■ Stored entries:
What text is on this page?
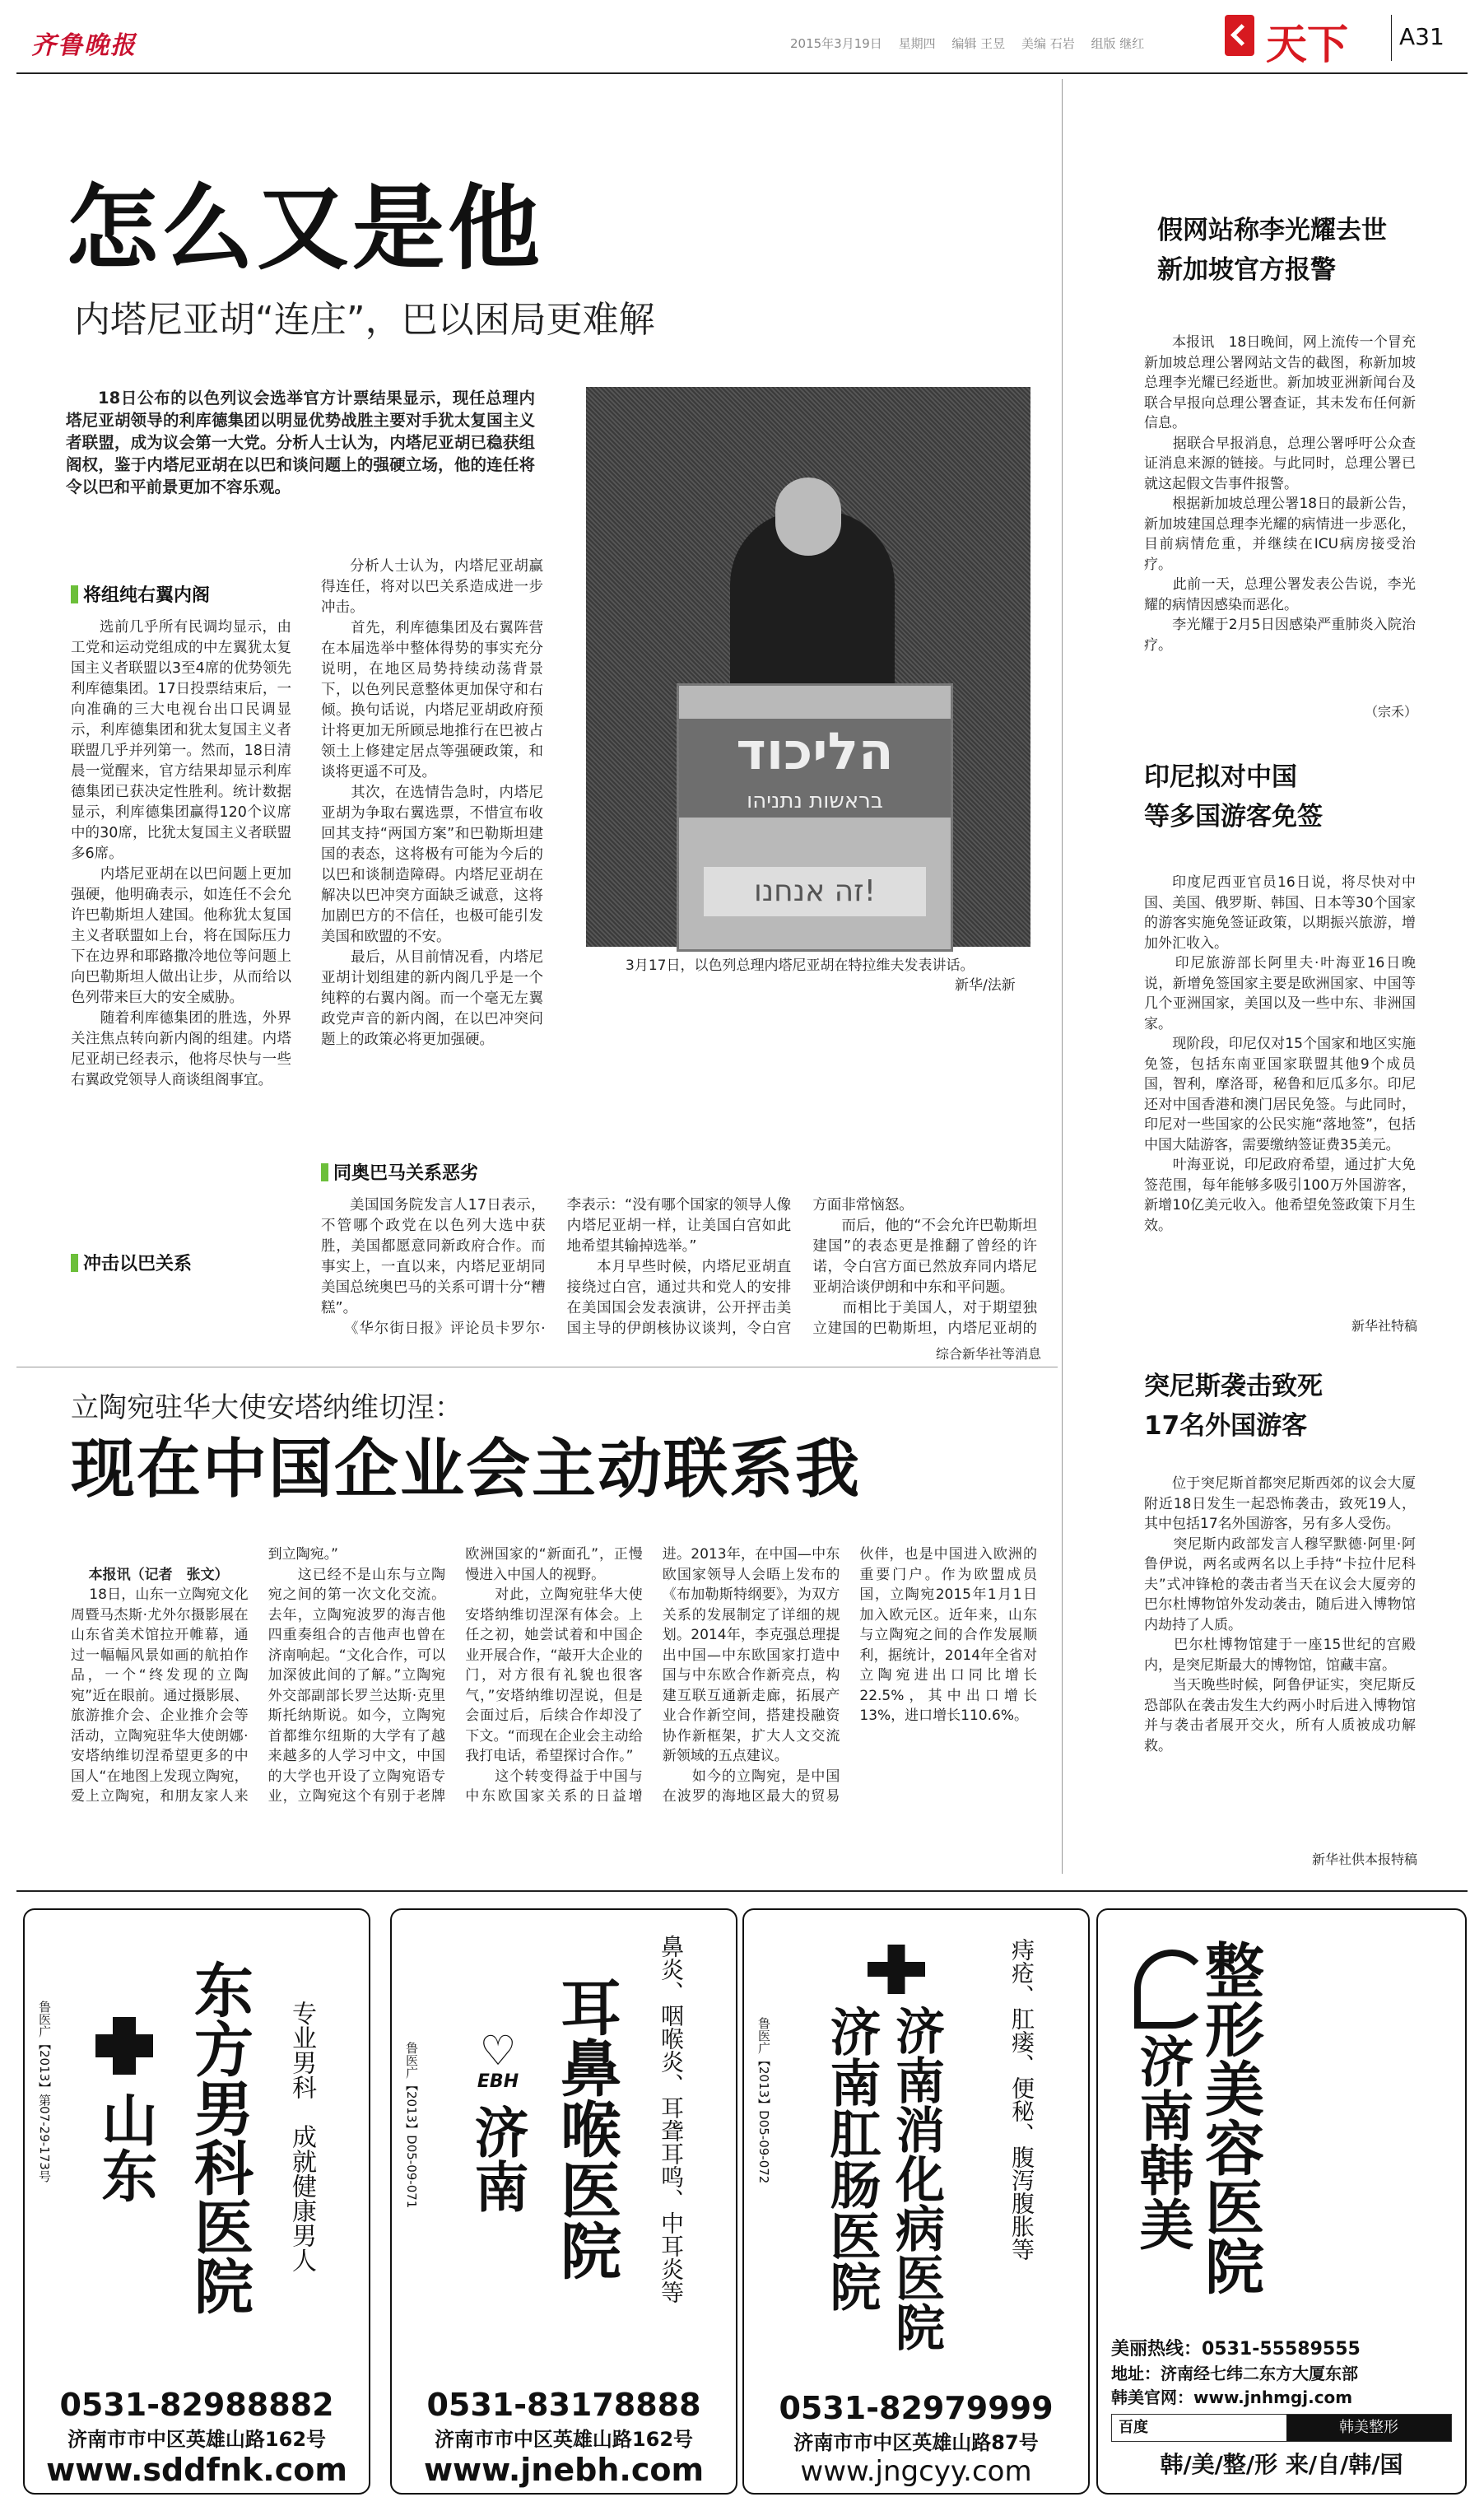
齐鲁晚报	2015年3月19日　 星期四　 编辑 王昱　 美编 石岩　 组版 继红	天下 A31
怎么又是他
内塔尼亚胡“连庄”，巴以困局更难解
18日公布的以色列议会选举官方计票结果显示，现任总理内塔尼亚胡领导的利库德集团以明显优势战胜主要对手犹太复国主义者联盟，成为议会第一大党。分析人士认为，内塔尼亚胡已稳获组阁权，鉴于内塔尼亚胡在以巴和谈问题上的强硬立场，他的连任将令以巴和平前景更加不容乐观。
הליכוד
בראשות נתניהו
זה אנחנו!
3月17日，以色列总理内塔尼亚胡在特拉维夫发表讲话。
新华/法新
将组纯右翼内阁
选前几乎所有民调均显示，由工党和运动党组成的中左翼犹太复国主义者联盟以3至4席的优势领先利库德集团。17日投票结束后，一向准确的三大电视台出口民调显示，利库德集团和犹太复国主义者联盟几乎并列第一。然而，18日清晨一觉醒来，官方结果却显示利库德集团已获决定性胜利。统计数据显示，利库德集团赢得120个议席中的30席，比犹太复国主义者联盟多6席。
　　内塔尼亚胡在以巴问题上更加强硬，他明确表示，如连任不会允许巴勒斯坦人建国。他称犹太复国主义者联盟如上台，将在国际压力下在边界和耶路撒冷地位等问题上向巴勒斯坦人做出让步，从而给以色列带来巨大的安全威胁。
　　随着利库德集团的胜选，外界关注焦点转向新内阁的组建。内塔尼亚胡已经表示，他将尽快与一些右翼政党领导人商谈组阁事宜。
冲击以巴关系
分析人士认为，内塔尼亚胡赢得连任，将对以巴关系造成进一步冲击。
　　首先，利库德集团及右翼阵营在本届选举中整体得势的事实充分说明，在地区局势持续动荡背景下，以色列民意整体更加保守和右倾。换句话说，内塔尼亚胡政府预计将更加无所顾忌地推行在巴被占领土上修建定居点等强硬政策，和谈将更遥不可及。
　　其次，在选情告急时，内塔尼亚胡为争取右翼选票，不惜宣布收回其支持“两国方案”和巴勒斯坦建国的表态，这将极有可能为今后的以巴和谈制造障碍。内塔尼亚胡在解决以巴冲突方面缺乏诚意，这将加剧巴方的不信任，也极可能引发美国和欧盟的不安。
　　最后，从目前情况看，内塔尼亚胡计划组建的新内阁几乎是一个纯粹的右翼内阁。而一个毫无左翼政党声音的新内阁，在以巴冲突问题上的政策必将更加强硬。
同奥巴马关系恶劣
美国国务院发言人17日表示，不管哪个政党在以色列大选中获胜，美国都愿意同新政府合作。而事实上，一直以来，内塔尼亚胡同美国总统奥巴马的关系可谓十分“糟糕”。
　　《华尔街日报》评论员卡罗尔·李表示：“没有哪个国家的领导人像内塔尼亚胡一样，让美国白宫如此地希望其输掉选举。”
　　本月早些时候，内塔尼亚胡直接绕过白宫，通过共和党人的安排在美国国会发表演讲，公开抨击美国主导的伊朗核协议谈判，令白宫方面非常恼怒。
　　而后，他的“不会允许巴勒斯坦建国”的表态更是推翻了曾经的许诺，令白宫方面已然放弃同内塔尼亚胡洽谈伊朗和中东和平问题。
　　而相比于美国人，对于期望独立建国的巴勒斯坦，内塔尼亚胡的
综合新华社等消息
立陶宛驻华大使安塔纳维切涅：
现在中国企业会主动联系我

本报讯（记者　张文）
18日，山东一立陶宛文化周暨马杰斯·尤外尔摄影展在山东省美术馆拉开帷幕，通过一幅幅风景如画的航拍作品，一个“终发现的立陶宛”近在眼前。通过摄影展、旅游推介会、企业推介会等活动，立陶宛驻华大使朗娜·安塔纳维切涅希望更多的中国人“在地图上发现立陶宛，爱上立陶宛，和朋友家人来到立陶宛。”
　　这已经不是山东与立陶宛之间的第一次文化交流。去年，立陶宛波罗的海吉他四重奏组合的吉他声也曾在济南响起。“文化合作，可以加深彼此间的了解。”立陶宛外交部副部长罗兰达斯·克里斯托纳斯说。如今，立陶宛首都维尔纽斯的大学有了越来越多的人学习中文，中国的大学也开设了立陶宛语专业，立陶宛这个有别于老牌欧洲国家的“新面孔”，正慢慢进入中国人的视野。
　　对此，立陶宛驻华大使安塔纳维切涅深有体会。上任之初，她尝试着和中国企业开展合作，“敲开大企业的门，对方很有礼貌也很客气，”安塔纳维切涅说，但是会面过后，后续合作却没了下文。“而现在企业会主动给我打电话，希望探讨合作。”
　　这个转变得益于中国与中东欧国家关系的日益增进。2013年，在中国—中东欧国家领导人会晤上发布的《布加勒斯特纲要》，为双方关系的发展制定了详细的规划。2014年，李克强总理提出中国—中东欧国家打造中国与中东欧合作新亮点，构建互联互通新走廊，拓展产业合作新空间，搭建投融资协作新框架，扩大人文交流新领域的五点建议。
　　如今的立陶宛，是中国在波罗的海地区最大的贸易伙伴，也是中国进入欧洲的重要门户。作为欧盟成员国，立陶宛2015年1月1日加入欧元区。近年来，山东与立陶宛之间的合作发展顺利，据统计，2014年全省对立陶宛进出口同比增长22.5%，其中出口增长13%，进口增长110.6%。

假网站称李光耀去世
新加坡官方报警
本报讯　18日晚间，网上流传一个冒充新加坡总理公署网站文告的截图，称新加坡总理李光耀已经逝世。新加坡亚洲新闻台及联合早报向总理公署查证，其未发布任何新信息。
　　据联合早报消息，总理公署呼吁公众查证消息来源的链接。与此同时，总理公署已就这起假文告事件报警。
　　根据新加坡总理公署18日的最新公告，新加坡建国总理李光耀的病情进一步恶化，目前病情危重，并继续在ICU病房接受治疗。
　　此前一天，总理公署发表公告说，李光耀的病情因感染而恶化。
　　李光耀于2月5日因感染严重肺炎入院治疗。
（宗禾）
印尼拟对中国
等多国游客免签
印度尼西亚官员16日说，将尽快对中国、美国、俄罗斯、韩国、日本等30个国家的游客实施免签证政策，以期振兴旅游，增加外汇收入。
　　印尼旅游部长阿里夫·叶海亚16日晚说，新增免签国家主要是欧洲国家、中国等几个亚洲国家，美国以及一些中东、非洲国家。
　　现阶段，印尼仅对15个国家和地区实施免签，包括东南亚国家联盟其他9个成员国，智利，摩洛哥，秘鲁和厄瓜多尔。印尼还对中国香港和澳门居民免签。与此同时，印尼对一些国家的公民实施“落地签”，包括中国大陆游客，需要缴纳签证费35美元。
　　叶海亚说，印尼政府希望，通过扩大免签范围，每年能够多吸引100万外国游客，新增10亿美元收入。他希望免签政策下月生效。
新华社特稿
突尼斯袭击致死
17名外国游客
位于突尼斯首都突尼斯西郊的议会大厦附近18日发生一起恐怖袭击，致死19人，其中包括17名外国游客，另有多人受伤。
　　突尼斯内政部发言人穆罕默德·阿里·阿鲁伊说，两名或两名以上手持“卡拉什尼科夫”式冲锋枪的袭击者当天在议会大厦旁的巴尔杜博物馆外发动袭击，随后进入博物馆内劫持了人质。
　　巴尔杜博物馆建于一座15世纪的宫殿内，是突尼斯最大的博物馆，馆藏丰富。
　　当天晚些时候，阿鲁伊证实，突尼斯反恐部队在袭击发生大约两小时后进入博物馆并与袭击者展开交火，所有人质被成功解救。
新华社供本报特稿
鲁医广【2013】第07-29-173号 山东 东方男科医院 专业男科　成就健康男人
0531-82988882
济南市市中区英雄山路162号
www.sddfnk.com
鲁医广【2013】D05-09-071	♡
EBH
济南 耳鼻喉医院 鼻炎、咽喉炎、耳聋耳鸣、中耳炎等
0531-83178888
济南市市中区英雄山路162号
www.jnebh.com
鲁医广【2013】D05-09-072 济南肛肠医院 济南消化病医院	痔疮、肛瘘、便秘、腹泻腹胀等
0531-82979999
济南市市中区英雄山路87号
www.jngcyy.com
济南韩美 整形美容医院
美丽热线：0531-55589555
地址：济南经七纬二东方大厦东部
韩美官网：www.jnhmgj.com
百度	韩美整形
韩/美/整/形 来/自/韩/国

■ Set exercise:
Your answer should be one number: how many lines in the material above contain the string "与此同时".

■ Result of the task:
2